* _Problem description_
Output the material word for word. Leave each picture out.

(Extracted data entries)
----

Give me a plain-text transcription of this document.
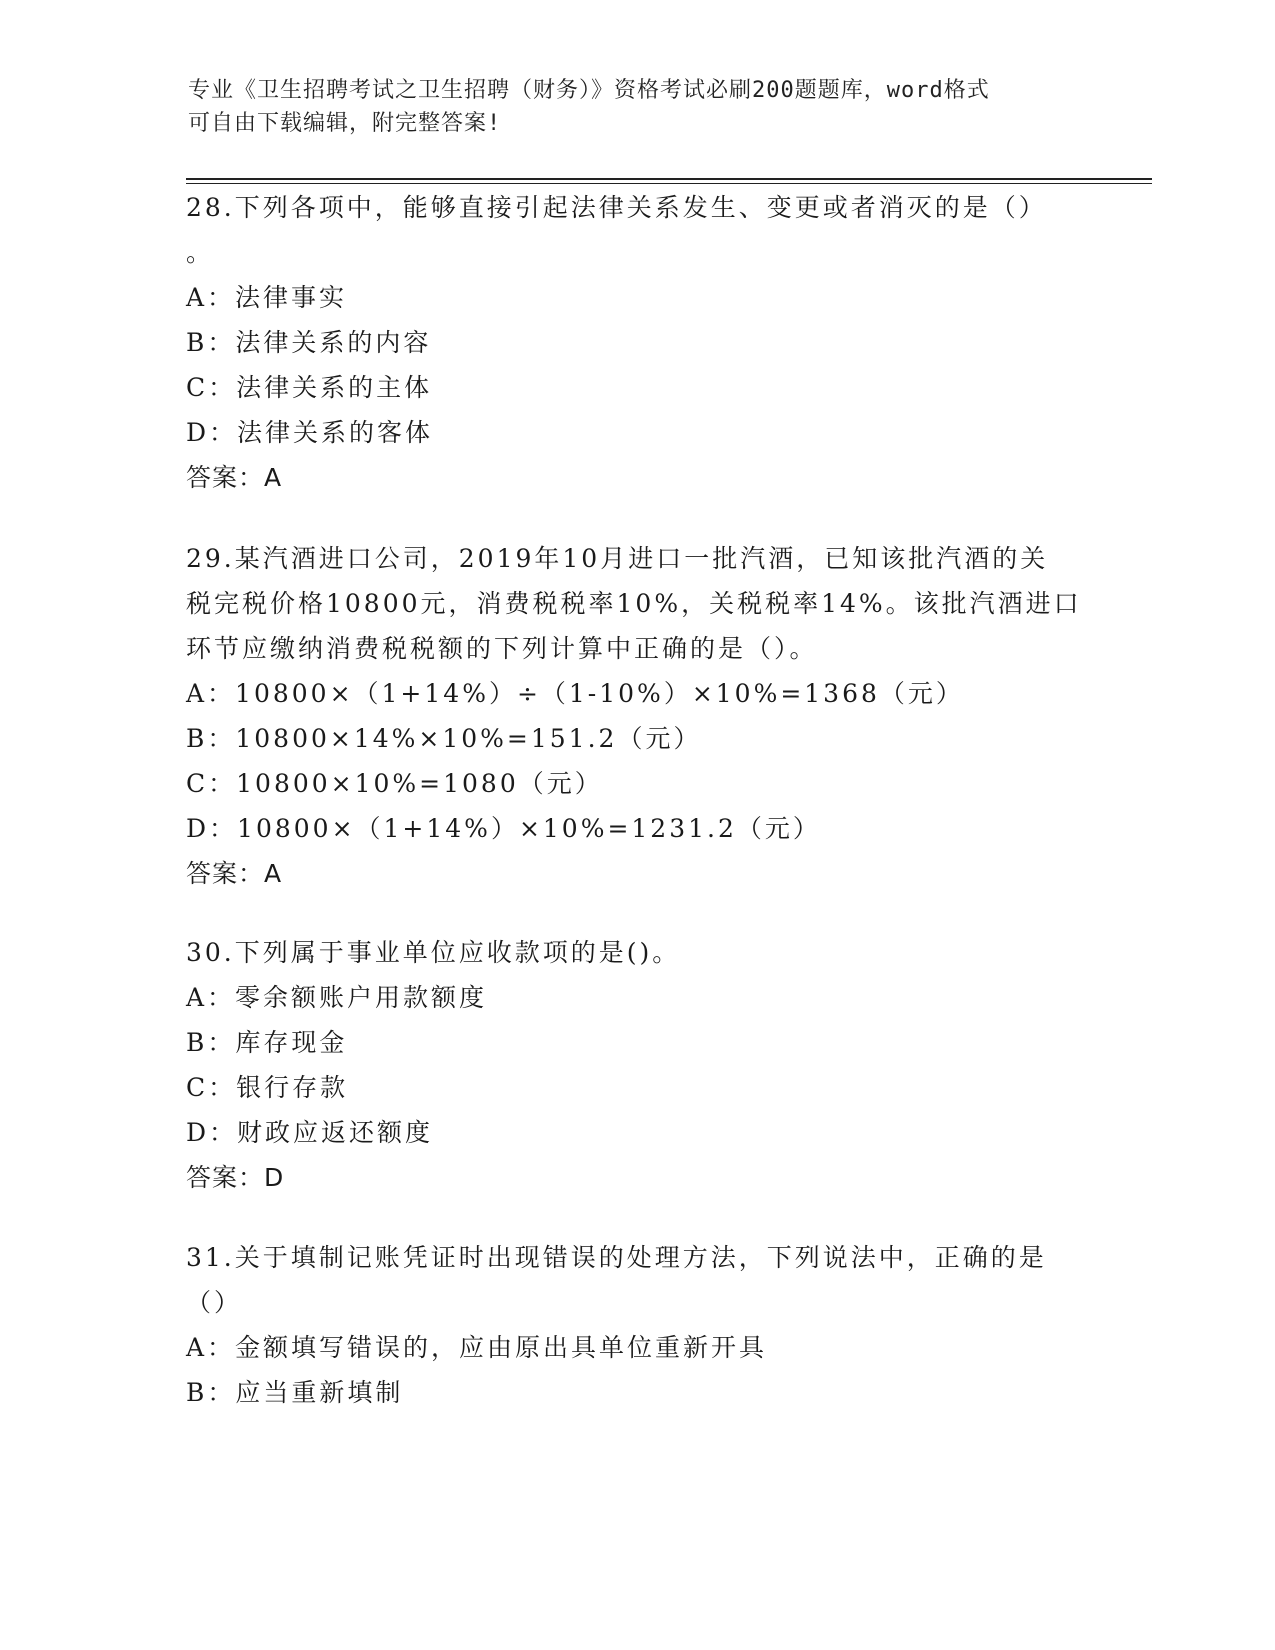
专业《卫生招聘考试之卫生招聘（财务）》资格考试必刷200题题库，word格式
可自由下载编辑，附完整答案!

28.下列各项中，能够直接引起法律关系发生、变更或者消灭的是（）

。

A：法律事实

B：法律关系的内容

C：法律关系的主体

D：法律关系的客体

答案：A

29.某汽酒进口公司，2019年10月进口一批汽酒，已知该批汽酒的关

税完税价格10800元，消费税税率10%，关税税率14%。该批汽酒进口

环节应缴纳消费税税额的下列计算中正确的是（）。

A：10800×（1+14%）÷（1-10%）×10%=1368（元）

B：10800×14%×10%=151.2（元）

C：10800×10%=1080（元）

D：10800×（1+14%）×10%=1231.2（元）

答案：A

30.下列属于事业单位应收款项的是()。

A：零余额账户用款额度

B：库存现金

C：银行存款

D：财政应返还额度

答案：D

31.关于填制记账凭证时出现错误的处理方法，下列说法中，正确的是

（）

A：金额填写错误的，应由原出具单位重新开具

B：应当重新填制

----

* _Output_
Give me a plain-text transcription of this document.
专业《卫生招聘考试之卫生招聘（财务）》资格考试必刷200题题库，word格式
可自由下载编辑，附完整答案!

28.下列各项中，能够直接引起法律关系发生、变更或者消灭的是（）

。

A：法律事实

B：法律关系的内容

C：法律关系的主体

D：法律关系的客体

答案：A

29.某汽酒进口公司，2019年10月进口一批汽酒，已知该批汽酒的关

税完税价格10800元，消费税税率10%，关税税率14%。该批汽酒进口

环节应缴纳消费税税额的下列计算中正确的是（）。

A：10800×（1+14%）÷（1-10%）×10%=1368（元）

B：10800×14%×10%=151.2（元）

C：10800×10%=1080（元）

D：10800×（1+14%）×10%=1231.2（元）

答案：A

30.下列属于事业单位应收款项的是()。

A：零余额账户用款额度

B：库存现金

C：银行存款

D：财政应返还额度

答案：D

31.关于填制记账凭证时出现错误的处理方法，下列说法中，正确的是

（）

A：金额填写错误的，应由原出具单位重新开具

B：应当重新填制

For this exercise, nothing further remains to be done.